* Begin *

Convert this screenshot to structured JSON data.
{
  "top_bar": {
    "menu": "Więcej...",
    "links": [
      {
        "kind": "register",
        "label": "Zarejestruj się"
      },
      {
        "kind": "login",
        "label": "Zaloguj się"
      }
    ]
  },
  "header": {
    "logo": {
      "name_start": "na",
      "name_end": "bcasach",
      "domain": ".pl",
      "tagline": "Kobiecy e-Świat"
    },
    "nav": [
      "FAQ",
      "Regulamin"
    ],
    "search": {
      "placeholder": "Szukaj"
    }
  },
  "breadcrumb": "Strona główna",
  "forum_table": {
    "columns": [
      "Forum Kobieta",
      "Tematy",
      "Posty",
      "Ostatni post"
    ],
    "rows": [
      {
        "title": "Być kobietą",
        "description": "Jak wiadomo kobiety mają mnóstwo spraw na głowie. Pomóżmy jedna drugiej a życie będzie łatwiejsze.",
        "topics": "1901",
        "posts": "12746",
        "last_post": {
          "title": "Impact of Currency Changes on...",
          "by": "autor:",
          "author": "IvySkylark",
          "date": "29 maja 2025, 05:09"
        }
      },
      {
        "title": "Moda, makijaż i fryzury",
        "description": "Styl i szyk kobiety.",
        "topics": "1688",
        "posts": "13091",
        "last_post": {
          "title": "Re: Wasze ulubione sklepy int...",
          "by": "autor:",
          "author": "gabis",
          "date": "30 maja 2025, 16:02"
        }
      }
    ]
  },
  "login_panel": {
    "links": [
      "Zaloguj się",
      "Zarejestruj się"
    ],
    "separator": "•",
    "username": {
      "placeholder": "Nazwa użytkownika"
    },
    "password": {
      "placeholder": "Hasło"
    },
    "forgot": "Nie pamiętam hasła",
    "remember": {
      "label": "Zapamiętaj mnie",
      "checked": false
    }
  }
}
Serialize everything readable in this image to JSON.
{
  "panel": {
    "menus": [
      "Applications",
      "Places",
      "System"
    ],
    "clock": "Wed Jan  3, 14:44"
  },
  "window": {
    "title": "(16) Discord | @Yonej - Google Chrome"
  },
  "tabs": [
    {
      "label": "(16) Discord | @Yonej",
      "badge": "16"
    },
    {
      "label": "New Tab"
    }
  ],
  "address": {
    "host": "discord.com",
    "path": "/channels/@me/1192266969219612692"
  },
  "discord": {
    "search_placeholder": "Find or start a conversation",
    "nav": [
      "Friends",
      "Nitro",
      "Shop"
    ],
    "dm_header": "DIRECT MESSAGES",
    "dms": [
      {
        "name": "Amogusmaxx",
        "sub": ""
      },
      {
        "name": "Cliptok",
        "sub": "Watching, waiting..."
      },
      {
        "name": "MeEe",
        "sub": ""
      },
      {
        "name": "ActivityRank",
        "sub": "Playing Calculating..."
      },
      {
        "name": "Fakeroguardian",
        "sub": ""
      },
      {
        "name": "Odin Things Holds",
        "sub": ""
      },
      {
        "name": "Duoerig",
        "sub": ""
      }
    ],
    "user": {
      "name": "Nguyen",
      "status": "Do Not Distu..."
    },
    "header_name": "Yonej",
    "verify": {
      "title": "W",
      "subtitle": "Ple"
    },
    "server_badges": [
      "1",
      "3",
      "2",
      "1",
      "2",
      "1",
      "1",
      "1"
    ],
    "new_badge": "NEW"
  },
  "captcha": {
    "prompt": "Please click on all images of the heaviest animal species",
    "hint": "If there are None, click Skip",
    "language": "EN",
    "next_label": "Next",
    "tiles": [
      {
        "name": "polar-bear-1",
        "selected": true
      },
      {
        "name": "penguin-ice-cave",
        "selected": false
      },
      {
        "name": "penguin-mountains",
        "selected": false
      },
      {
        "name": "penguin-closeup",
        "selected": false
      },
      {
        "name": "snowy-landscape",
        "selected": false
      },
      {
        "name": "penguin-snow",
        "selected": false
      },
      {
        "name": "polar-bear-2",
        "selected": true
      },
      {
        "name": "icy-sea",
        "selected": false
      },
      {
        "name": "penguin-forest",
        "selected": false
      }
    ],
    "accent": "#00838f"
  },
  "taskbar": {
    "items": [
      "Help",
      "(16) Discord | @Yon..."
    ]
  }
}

* End *

Give an exact copy of all the data shown above.

Convert this screenshot to structured JSON data.
{
  "top_bar": {
    "menu": "Więcej...",
    "links": [
      {
        "kind": "register",
        "label": "Zarejestruj się"
      },
      {
        "kind": "login",
        "label": "Zaloguj się"
      }
    ]
  },
  "header": {
    "logo": {
      "name_start": "na",
      "name_end": "bcasach",
      "domain": ".pl",
      "tagline": "Kobiecy e-Świat"
    },
    "nav": [
      "FAQ",
      "Regulamin"
    ],
    "search": {
      "placeholder": "Szukaj"
    }
  },
  "breadcrumb": "Strona główna",
  "forum_table": {
    "columns": [
      "Forum Kobieta",
      "Tematy",
      "Posty",
      "Ostatni post"
    ],
    "rows": [
      {
        "title": "Być kobietą",
        "description": "Jak wiadomo kobiety mają mnóstwo spraw na głowie. Pomóżmy jedna drugiej a życie będzie łatwiejsze.",
        "topics": "1901",
        "posts": "12746",
        "last_post": {
          "title": "Impact of Currency Changes on...",
          "by": "autor:",
          "author": "IvySkylark",
          "date": "29 maja 2025, 05:09"
        }
      },
      {
        "title": "Moda, makijaż i fryzury",
        "description": "Styl i szyk kobiety.",
        "topics": "1688",
        "posts": "13091",
        "last_post": {
          "title": "Re: Wasze ulubione sklepy int...",
          "by": "autor:",
          "author": "gabis",
          "date": "30 maja 2025, 16:02"
        }
      }
    ]
  },
  "login_panel": {
    "links": [
      "Zaloguj się",
      "Zarejestruj się"
    ],
    "separator": "•",
    "username": {
      "placeholder": "Nazwa użytkownika"
    },
    "password": {
      "placeholder": "Hasło"
    },
    "forgot": "Nie pamiętam hasła",
    "remember": {
      "label": "Zapamiętaj mnie",
      "checked": false
    }
  }
}
Serialize everything readable in this image to JSON.
{
  "panel": {
    "menus": [
      "Applications",
      "Places",
      "System"
    ],
    "clock": "Wed Jan  3, 14:44"
  },
  "window": {
    "title": "(16) Discord | @Yonej - Google Chrome"
  },
  "tabs": [
    {
      "label": "(16) Discord | @Yonej",
      "badge": "16"
    },
    {
      "label": "New Tab"
    }
  ],
  "address": {
    "host": "discord.com",
    "path": "/channels/@me/1192266969219612692"
  },
  "discord": {
    "search_placeholder": "Find or start a conversation",
    "nav": [
      "Friends",
      "Nitro",
      "Shop"
    ],
    "dm_header": "DIRECT MESSAGES",
    "dms": [
      {
        "name": "Amogusmaxx",
        "sub": ""
      },
      {
        "name": "Cliptok",
        "sub": "Watching, waiting..."
      },
      {
        "name": "MeEe",
        "sub": ""
      },
      {
        "name": "ActivityRank",
        "sub": "Playing Calculating..."
      },
      {
        "name": "Fakeroguardian",
        "sub": ""
      },
      {
        "name": "Odin Things Holds",
        "sub": ""
      },
      {
        "name": "Duoerig",
        "sub": ""
      }
    ],
    "user": {
      "name": "Nguyen",
      "status": "Do Not Distu..."
    },
    "header_name": "Yonej",
    "verify": {
      "title": "W",
      "subtitle": "Ple"
    },
    "server_badges": [
      "1",
      "3",
      "2",
      "1",
      "2",
      "1",
      "1",
      "1"
    ],
    "new_badge": "NEW"
  },
  "captcha": {
    "prompt": "Please click on all images of the heaviest animal species",
    "hint": "If there are None, click Skip",
    "language": "EN",
    "next_label": "Next",
    "tiles": [
      {
        "name": "polar-bear-1",
        "selected": true
      },
      {
        "name": "penguin-ice-cave",
        "selected": false
      },
      {
        "name": "penguin-mountains",
        "selected": false
      },
      {
        "name": "penguin-closeup",
        "selected": false
      },
      {
        "name": "snowy-landscape",
        "selected": false
      },
      {
        "name": "penguin-snow",
        "selected": false
      },
      {
        "name": "polar-bear-2",
        "selected": true
      },
      {
        "name": "icy-sea",
        "selected": false
      },
      {
        "name": "penguin-forest",
        "selected": false
      }
    ],
    "accent": "#00838f"
  },
  "taskbar": {
    "items": [
      "Help",
      "(16) Discord | @Yon..."
    ]
  }
}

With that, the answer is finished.